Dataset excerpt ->

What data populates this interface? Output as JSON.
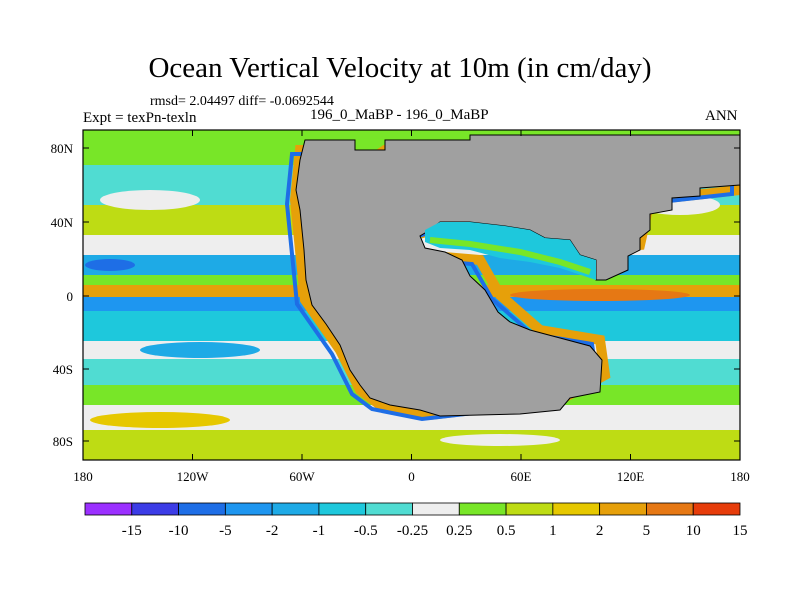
{
  "figure": {
    "title": "Ocean Vertical Velocity at 10m (in cm/day)",
    "stats": "rmsd= 2.04497 diff= -0.0692544",
    "expt": "Expt = texPn-texln",
    "case": "196_0_MaBP - 196_0_MaBP",
    "season": "ANN"
  },
  "axes": {
    "lon_labels": [
      "180",
      "120W",
      "60W",
      "0",
      "60E",
      "120E",
      "180"
    ],
    "lat_labels": [
      "80N",
      "40N",
      "0",
      "40S",
      "80S"
    ]
  },
  "colorbar": {
    "labels": [
      "-15",
      "-10",
      "-5",
      "-2",
      "-1",
      "-0.5",
      "-0.25",
      "0.25",
      "0.5",
      "1",
      "2",
      "5",
      "10",
      "15"
    ],
    "colors": [
      "#9b30ff",
      "#3c3ce6",
      "#1e6ee6",
      "#1e96f0",
      "#1eaae6",
      "#1ec8dc",
      "#50dcd2",
      "#eeeeee",
      "#78e628",
      "#bedc14",
      "#e6c800",
      "#e6a00a",
      "#e67814",
      "#e63c0a"
    ]
  },
  "land_color": "#a0a0a0"
}
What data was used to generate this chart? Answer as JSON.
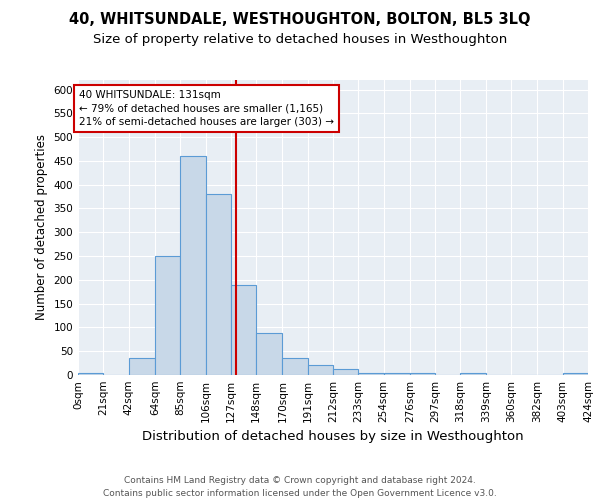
{
  "title": "40, WHITSUNDALE, WESTHOUGHTON, BOLTON, BL5 3LQ",
  "subtitle": "Size of property relative to detached houses in Westhoughton",
  "xlabel": "Distribution of detached houses by size in Westhoughton",
  "ylabel": "Number of detached properties",
  "bin_edges": [
    0,
    21,
    42,
    64,
    85,
    106,
    127,
    148,
    170,
    191,
    212,
    233,
    254,
    276,
    297,
    318,
    339,
    360,
    382,
    403,
    424
  ],
  "bin_labels": [
    "0sqm",
    "21sqm",
    "42sqm",
    "64sqm",
    "85sqm",
    "106sqm",
    "127sqm",
    "148sqm",
    "170sqm",
    "191sqm",
    "212sqm",
    "233sqm",
    "254sqm",
    "276sqm",
    "297sqm",
    "318sqm",
    "339sqm",
    "360sqm",
    "382sqm",
    "403sqm",
    "424sqm"
  ],
  "counts": [
    5,
    0,
    35,
    250,
    460,
    380,
    190,
    88,
    35,
    20,
    13,
    5,
    5,
    5,
    0,
    5,
    0,
    0,
    0,
    5
  ],
  "bar_facecolor": "#c8d8e8",
  "bar_edgecolor": "#5b9bd5",
  "property_size": 131,
  "vline_color": "#cc0000",
  "annotation_text": "40 WHITSUNDALE: 131sqm\n← 79% of detached houses are smaller (1,165)\n21% of semi-detached houses are larger (303) →",
  "annotation_box_color": "#ffffff",
  "annotation_box_edgecolor": "#cc0000",
  "ylim": [
    0,
    620
  ],
  "yticks": [
    0,
    50,
    100,
    150,
    200,
    250,
    300,
    350,
    400,
    450,
    500,
    550,
    600
  ],
  "background_color": "#e8eef4",
  "footer_line1": "Contains HM Land Registry data © Crown copyright and database right 2024.",
  "footer_line2": "Contains public sector information licensed under the Open Government Licence v3.0.",
  "title_fontsize": 10.5,
  "subtitle_fontsize": 9.5,
  "xlabel_fontsize": 9.5,
  "ylabel_fontsize": 8.5,
  "tick_fontsize": 7.5,
  "annotation_fontsize": 7.5,
  "footer_fontsize": 6.5
}
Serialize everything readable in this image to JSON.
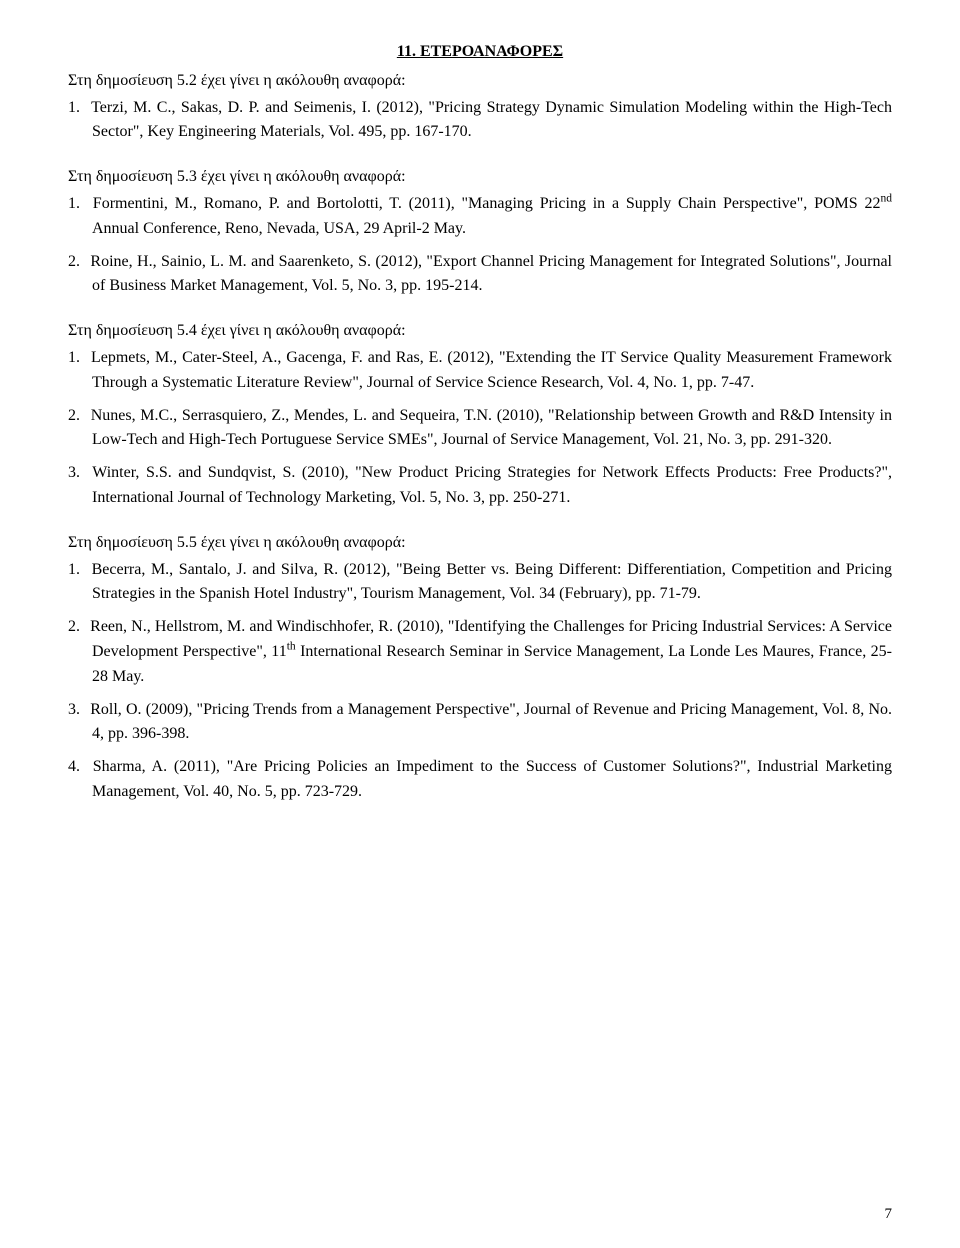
{
  "font_family": "Times New Roman",
  "base_fontsize_pt": 12,
  "text_color": "#000000",
  "background_color": "#ffffff",
  "page_number": "7",
  "section_title": "11. ΕΤΕΡΟΑΝΑΦΟΡΕΣ",
  "groups": [
    {
      "intro": "Στη δημοσίευση 5.2 έχει γίνει η ακόλουθη αναφορά:",
      "items": [
        {
          "n": "1.",
          "html": "Terzi, M. C., Sakas, D. P. and Seimenis, I. (2012), \"Pricing Strategy Dynamic Simulation Modeling within the High-Tech Sector\", Key Engineering Materials, Vol. 495, pp. 167-170."
        }
      ]
    },
    {
      "intro": "Στη δημοσίευση 5.3 έχει γίνει η ακόλουθη αναφορά:",
      "items": [
        {
          "n": "1.",
          "html": "Formentini, M., Romano, P. and Bortolotti, T. (2011), \"Managing Pricing in a Supply Chain Perspective\", POMS 22<sup>nd</sup> Annual Conference, Reno, Nevada, USA, 29 April-2 May."
        },
        {
          "n": "2.",
          "html": "Roine, H., Sainio, L. M. and Saarenketo, S. (2012), \"Export Channel Pricing Management for Integrated Solutions\", Journal of Business Market Management, Vol. 5, No. 3, pp. 195-214."
        }
      ]
    },
    {
      "intro": "Στη δημοσίευση 5.4 έχει γίνει η ακόλουθη αναφορά:",
      "items": [
        {
          "n": "1.",
          "html": "Lepmets, M., Cater-Steel, A., Gacenga, F. and Ras, E. (2012), \"Extending the IT Service Quality Measurement Framework Through a Systematic Literature Review\", Journal of Service Science Research, Vol. 4, No. 1, pp. 7-47."
        },
        {
          "n": "2.",
          "html": "Nunes, M.C., Serrasquiero, Z., Mendes, L. and Sequeira, T.N. (2010), \"Relationship between Growth and R&amp;D Intensity in Low-Tech and High-Tech Portuguese Service SMEs\", Journal of Service Management, Vol. 21, No. 3, pp. 291-320."
        },
        {
          "n": "3.",
          "html": "Winter, S.S. and Sundqvist, S. (2010), \"New Product Pricing Strategies for Network Effects Products: Free Products?\", International Journal of Technology Marketing, Vol. 5, No. 3, pp. 250-271."
        }
      ]
    },
    {
      "intro": "Στη δημοσίευση 5.5 έχει γίνει η ακόλουθη αναφορά:",
      "items": [
        {
          "n": "1.",
          "html": "Becerra, M., Santalo, J. and Silva, R. (2012), \"Being Better vs. Being Different: Differentiation, Competition and Pricing Strategies in the Spanish Hotel Industry\", Tourism Management, Vol. 34 (February), pp. 71-79."
        },
        {
          "n": "2.",
          "html": "Reen, N., Hellstrom, M. and Windischhofer, R. (2010), \"Identifying the Challenges for Pricing Industrial Services: A Service Development Perspective\", 11<sup>th</sup> International Research Seminar in Service Management, La Londe Les Maures, France, 25-28 May."
        },
        {
          "n": "3.",
          "html": "Roll, O. (2009), \"Pricing Trends from a Management Perspective\", Journal of Revenue and Pricing Management, Vol. 8, No. 4, pp. 396-398."
        },
        {
          "n": "4.",
          "html": "Sharma, A. (2011), \"Are Pricing Policies an Impediment to the Success of Customer Solutions?\", Industrial Marketing Management, Vol. 40, No. 5, pp. 723-729."
        }
      ]
    }
  ]
}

WHAT YOU NEED TO DO -> The records above are to be reproduced exactly; the pictures are to be left out.

WRITTEN RESPONSE ->
What data populates this interface? Output as JSON.
{
  "figure": {
    "title": "Ocean Vertical Velocity at 10m (in cm/day)",
    "stats": "rmsd= 2.04497 diff= -0.0692544",
    "expt": "Expt = texPn-texln",
    "case": "196_0_MaBP - 196_0_MaBP",
    "season": "ANN"
  },
  "axes": {
    "lon_labels": [
      "180",
      "120W",
      "60W",
      "0",
      "60E",
      "120E",
      "180"
    ],
    "lat_labels": [
      "80N",
      "40N",
      "0",
      "40S",
      "80S"
    ]
  },
  "colorbar": {
    "labels": [
      "-15",
      "-10",
      "-5",
      "-2",
      "-1",
      "-0.5",
      "-0.25",
      "0.25",
      "0.5",
      "1",
      "2",
      "5",
      "10",
      "15"
    ],
    "colors": [
      "#9b30ff",
      "#3c3ce6",
      "#1e6ee6",
      "#1e96f0",
      "#1eaae6",
      "#1ec8dc",
      "#50dcd2",
      "#eeeeee",
      "#78e628",
      "#bedc14",
      "#e6c800",
      "#e6a00a",
      "#e67814",
      "#e63c0a"
    ]
  },
  "land_color": "#a0a0a0"
}
What data was used to generate this chart? Answer as JSON.
{
  "title": "40, WHITSUNDALE, WESTHOUGHTON, BOLTON, BL5 3LQ",
  "subtitle": "Size of property relative to detached houses in Westhoughton",
  "xlabel": "Distribution of detached houses by size in Westhoughton",
  "ylabel": "Number of detached properties",
  "bin_edges": [
    0,
    21,
    42,
    64,
    85,
    106,
    127,
    148,
    170,
    191,
    212,
    233,
    254,
    276,
    297,
    318,
    339,
    360,
    382,
    403,
    424
  ],
  "bin_labels": [
    "0sqm",
    "21sqm",
    "42sqm",
    "64sqm",
    "85sqm",
    "106sqm",
    "127sqm",
    "148sqm",
    "170sqm",
    "191sqm",
    "212sqm",
    "233sqm",
    "254sqm",
    "276sqm",
    "297sqm",
    "318sqm",
    "339sqm",
    "360sqm",
    "382sqm",
    "403sqm",
    "424sqm"
  ],
  "counts": [
    5,
    0,
    35,
    250,
    460,
    380,
    190,
    88,
    35,
    20,
    13,
    5,
    5,
    5,
    0,
    5,
    0,
    0,
    0,
    5
  ],
  "bar_facecolor": "#c8d8e8",
  "bar_edgecolor": "#5b9bd5",
  "property_size": 131,
  "vline_color": "#cc0000",
  "annotation_text": "40 WHITSUNDALE: 131sqm\n← 79% of detached houses are smaller (1,165)\n21% of semi-detached houses are larger (303) →",
  "annotation_box_color": "#ffffff",
  "annotation_box_edgecolor": "#cc0000",
  "ylim": [
    0,
    620
  ],
  "yticks": [
    0,
    50,
    100,
    150,
    200,
    250,
    300,
    350,
    400,
    450,
    500,
    550,
    600
  ],
  "background_color": "#e8eef4",
  "footer_line1": "Contains HM Land Registry data © Crown copyright and database right 2024.",
  "footer_line2": "Contains public sector information licensed under the Open Government Licence v3.0.",
  "title_fontsize": 10.5,
  "subtitle_fontsize": 9.5,
  "xlabel_fontsize": 9.5,
  "ylabel_fontsize": 8.5,
  "tick_fontsize": 7.5,
  "annotation_fontsize": 7.5,
  "footer_fontsize": 6.5
}
Serialize everything readable in this image to JSON.
{
  "font_family": "Times New Roman",
  "base_fontsize_pt": 12,
  "text_color": "#000000",
  "background_color": "#ffffff",
  "page_number": "7",
  "section_title": "11. ΕΤΕΡΟΑΝΑΦΟΡΕΣ",
  "groups": [
    {
      "intro": "Στη δημοσίευση 5.2 έχει γίνει η ακόλουθη αναφορά:",
      "items": [
        {
          "n": "1.",
          "html": "Terzi, M. C., Sakas, D. P. and Seimenis, I. (2012), \"Pricing Strategy Dynamic Simulation Modeling within the High-Tech Sector\", Key Engineering Materials, Vol. 495, pp. 167-170."
        }
      ]
    },
    {
      "intro": "Στη δημοσίευση 5.3 έχει γίνει η ακόλουθη αναφορά:",
      "items": [
        {
          "n": "1.",
          "html": "Formentini, M., Romano, P. and Bortolotti, T. (2011), \"Managing Pricing in a Supply Chain Perspective\", POMS 22<sup>nd</sup> Annual Conference, Reno, Nevada, USA, 29 April-2 May."
        },
        {
          "n": "2.",
          "html": "Roine, H., Sainio, L. M. and Saarenketo, S. (2012), \"Export Channel Pricing Management for Integrated Solutions\", Journal of Business Market Management, Vol. 5, No. 3, pp. 195-214."
        }
      ]
    },
    {
      "intro": "Στη δημοσίευση 5.4 έχει γίνει η ακόλουθη αναφορά:",
      "items": [
        {
          "n": "1.",
          "html": "Lepmets, M., Cater-Steel, A., Gacenga, F. and Ras, E. (2012), \"Extending the IT Service Quality Measurement Framework Through a Systematic Literature Review\", Journal of Service Science Research, Vol. 4, No. 1, pp. 7-47."
        },
        {
          "n": "2.",
          "html": "Nunes, M.C., Serrasquiero, Z., Mendes, L. and Sequeira, T.N. (2010), \"Relationship between Growth and R&amp;D Intensity in Low-Tech and High-Tech Portuguese Service SMEs\", Journal of Service Management, Vol. 21, No. 3, pp. 291-320."
        },
        {
          "n": "3.",
          "html": "Winter, S.S. and Sundqvist, S. (2010), \"New Product Pricing Strategies for Network Effects Products: Free Products?\", International Journal of Technology Marketing, Vol. 5, No. 3, pp. 250-271."
        }
      ]
    },
    {
      "intro": "Στη δημοσίευση 5.5 έχει γίνει η ακόλουθη αναφορά:",
      "items": [
        {
          "n": "1.",
          "html": "Becerra, M., Santalo, J. and Silva, R. (2012), \"Being Better vs. Being Different: Differentiation, Competition and Pricing Strategies in the Spanish Hotel Industry\", Tourism Management, Vol. 34 (February), pp. 71-79."
        },
        {
          "n": "2.",
          "html": "Reen, N., Hellstrom, M. and Windischhofer, R. (2010), \"Identifying the Challenges for Pricing Industrial Services: A Service Development Perspective\", 11<sup>th</sup> International Research Seminar in Service Management, La Londe Les Maures, France, 25-28 May."
        },
        {
          "n": "3.",
          "html": "Roll, O. (2009), \"Pricing Trends from a Management Perspective\", Journal of Revenue and Pricing Management, Vol. 8, No. 4, pp. 396-398."
        },
        {
          "n": "4.",
          "html": "Sharma, A. (2011), \"Are Pricing Policies an Impediment to the Success of Customer Solutions?\", Industrial Marketing Management, Vol. 40, No. 5, pp. 723-729."
        }
      ]
    }
  ]
}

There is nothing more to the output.